Do this -
Exact repetition of every entry is required.
☆ ☆ ☆
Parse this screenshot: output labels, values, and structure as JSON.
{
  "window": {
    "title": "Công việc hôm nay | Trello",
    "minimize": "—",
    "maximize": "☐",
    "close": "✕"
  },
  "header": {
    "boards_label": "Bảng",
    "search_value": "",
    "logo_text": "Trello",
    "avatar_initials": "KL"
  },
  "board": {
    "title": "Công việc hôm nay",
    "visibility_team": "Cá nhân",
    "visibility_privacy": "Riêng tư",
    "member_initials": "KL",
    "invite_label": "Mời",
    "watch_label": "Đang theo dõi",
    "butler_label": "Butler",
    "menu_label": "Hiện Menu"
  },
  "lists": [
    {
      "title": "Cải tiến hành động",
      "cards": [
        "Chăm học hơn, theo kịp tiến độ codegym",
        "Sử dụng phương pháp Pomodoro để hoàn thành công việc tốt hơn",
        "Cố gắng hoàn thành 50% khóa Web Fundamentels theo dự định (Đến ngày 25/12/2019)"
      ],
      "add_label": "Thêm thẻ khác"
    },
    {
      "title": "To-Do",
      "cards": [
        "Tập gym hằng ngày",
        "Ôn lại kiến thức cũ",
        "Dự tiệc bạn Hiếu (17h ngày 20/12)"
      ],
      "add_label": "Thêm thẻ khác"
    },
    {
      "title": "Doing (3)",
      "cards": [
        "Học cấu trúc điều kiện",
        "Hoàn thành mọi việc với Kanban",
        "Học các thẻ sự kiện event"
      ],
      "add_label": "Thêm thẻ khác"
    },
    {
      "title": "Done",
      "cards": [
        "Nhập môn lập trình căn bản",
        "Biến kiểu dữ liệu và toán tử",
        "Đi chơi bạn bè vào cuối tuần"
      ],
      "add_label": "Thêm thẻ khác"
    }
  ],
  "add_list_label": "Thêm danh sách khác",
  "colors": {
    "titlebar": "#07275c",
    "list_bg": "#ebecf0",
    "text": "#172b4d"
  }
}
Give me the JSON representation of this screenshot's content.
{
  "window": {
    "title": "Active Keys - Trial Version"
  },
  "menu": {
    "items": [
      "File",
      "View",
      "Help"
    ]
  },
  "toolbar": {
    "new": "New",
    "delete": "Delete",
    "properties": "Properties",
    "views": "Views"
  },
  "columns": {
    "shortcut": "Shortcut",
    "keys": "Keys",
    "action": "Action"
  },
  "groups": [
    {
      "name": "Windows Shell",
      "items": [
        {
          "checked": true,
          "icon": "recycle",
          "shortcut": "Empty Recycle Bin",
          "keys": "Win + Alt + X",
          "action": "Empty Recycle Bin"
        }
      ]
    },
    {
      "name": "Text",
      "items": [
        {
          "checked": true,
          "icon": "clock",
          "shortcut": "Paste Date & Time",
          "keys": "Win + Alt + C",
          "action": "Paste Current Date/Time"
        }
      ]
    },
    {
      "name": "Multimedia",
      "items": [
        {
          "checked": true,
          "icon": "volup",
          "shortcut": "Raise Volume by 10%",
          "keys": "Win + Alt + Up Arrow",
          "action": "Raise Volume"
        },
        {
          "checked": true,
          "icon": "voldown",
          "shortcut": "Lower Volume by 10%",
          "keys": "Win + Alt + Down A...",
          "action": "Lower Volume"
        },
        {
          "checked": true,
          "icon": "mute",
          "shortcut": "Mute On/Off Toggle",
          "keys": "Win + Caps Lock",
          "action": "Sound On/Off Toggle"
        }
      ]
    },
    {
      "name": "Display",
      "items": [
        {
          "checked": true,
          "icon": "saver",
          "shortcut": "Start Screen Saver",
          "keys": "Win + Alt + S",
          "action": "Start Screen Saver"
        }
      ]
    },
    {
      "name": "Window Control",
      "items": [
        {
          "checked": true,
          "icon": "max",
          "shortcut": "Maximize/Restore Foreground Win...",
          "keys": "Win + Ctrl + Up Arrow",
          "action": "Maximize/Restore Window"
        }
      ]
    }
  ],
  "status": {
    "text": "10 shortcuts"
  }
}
☆ ☆ ☆
Correct answer -
Parse this screenshot: output labels, values, and structure as JSON.
{
  "window": {
    "title": "Công việc hôm nay | Trello",
    "minimize": "—",
    "maximize": "☐",
    "close": "✕"
  },
  "header": {
    "boards_label": "Bảng",
    "search_value": "",
    "logo_text": "Trello",
    "avatar_initials": "KL"
  },
  "board": {
    "title": "Công việc hôm nay",
    "visibility_team": "Cá nhân",
    "visibility_privacy": "Riêng tư",
    "member_initials": "KL",
    "invite_label": "Mời",
    "watch_label": "Đang theo dõi",
    "butler_label": "Butler",
    "menu_label": "Hiện Menu"
  },
  "lists": [
    {
      "title": "Cải tiến hành động",
      "cards": [
        "Chăm học hơn, theo kịp tiến độ codegym",
        "Sử dụng phương pháp Pomodoro để hoàn thành công việc tốt hơn",
        "Cố gắng hoàn thành 50% khóa Web Fundamentels theo dự định (Đến ngày 25/12/2019)"
      ],
      "add_label": "Thêm thẻ khác"
    },
    {
      "title": "To-Do",
      "cards": [
        "Tập gym hằng ngày",
        "Ôn lại kiến thức cũ",
        "Dự tiệc bạn Hiếu (17h ngày 20/12)"
      ],
      "add_label": "Thêm thẻ khác"
    },
    {
      "title": "Doing (3)",
      "cards": [
        "Học cấu trúc điều kiện",
        "Hoàn thành mọi việc với Kanban",
        "Học các thẻ sự kiện event"
      ],
      "add_label": "Thêm thẻ khác"
    },
    {
      "title": "Done",
      "cards": [
        "Nhập môn lập trình căn bản",
        "Biến kiểu dữ liệu và toán tử",
        "Đi chơi bạn bè vào cuối tuần"
      ],
      "add_label": "Thêm thẻ khác"
    }
  ],
  "add_list_label": "Thêm danh sách khác",
  "colors": {
    "titlebar": "#07275c",
    "list_bg": "#ebecf0",
    "text": "#172b4d"
  }
}
Give me the JSON representation of this screenshot's content.
{
  "window": {
    "title": "Active Keys - Trial Version"
  },
  "menu": {
    "items": [
      "File",
      "View",
      "Help"
    ]
  },
  "toolbar": {
    "new": "New",
    "delete": "Delete",
    "properties": "Properties",
    "views": "Views"
  },
  "columns": {
    "shortcut": "Shortcut",
    "keys": "Keys",
    "action": "Action"
  },
  "groups": [
    {
      "name": "Windows Shell",
      "items": [
        {
          "checked": true,
          "icon": "recycle",
          "shortcut": "Empty Recycle Bin",
          "keys": "Win + Alt + X",
          "action": "Empty Recycle Bin"
        }
      ]
    },
    {
      "name": "Text",
      "items": [
        {
          "checked": true,
          "icon": "clock",
          "shortcut": "Paste Date & Time",
          "keys": "Win + Alt + C",
          "action": "Paste Current Date/Time"
        }
      ]
    },
    {
      "name": "Multimedia",
      "items": [
        {
          "checked": true,
          "icon": "volup",
          "shortcut": "Raise Volume by 10%",
          "keys": "Win + Alt + Up Arrow",
          "action": "Raise Volume"
        },
        {
          "checked": true,
          "icon": "voldown",
          "shortcut": "Lower Volume by 10%",
          "keys": "Win + Alt + Down A...",
          "action": "Lower Volume"
        },
        {
          "checked": true,
          "icon": "mute",
          "shortcut": "Mute On/Off Toggle",
          "keys": "Win + Caps Lock",
          "action": "Sound On/Off Toggle"
        }
      ]
    },
    {
      "name": "Display",
      "items": [
        {
          "checked": true,
          "icon": "saver",
          "shortcut": "Start Screen Saver",
          "keys": "Win + Alt + S",
          "action": "Start Screen Saver"
        }
      ]
    },
    {
      "name": "Window Control",
      "items": [
        {
          "checked": true,
          "icon": "max",
          "shortcut": "Maximize/Restore Foreground Win...",
          "keys": "Win + Ctrl + Up Arrow",
          "action": "Maximize/Restore Window"
        }
      ]
    }
  ],
  "status": {
    "text": "10 shortcuts"
  }
}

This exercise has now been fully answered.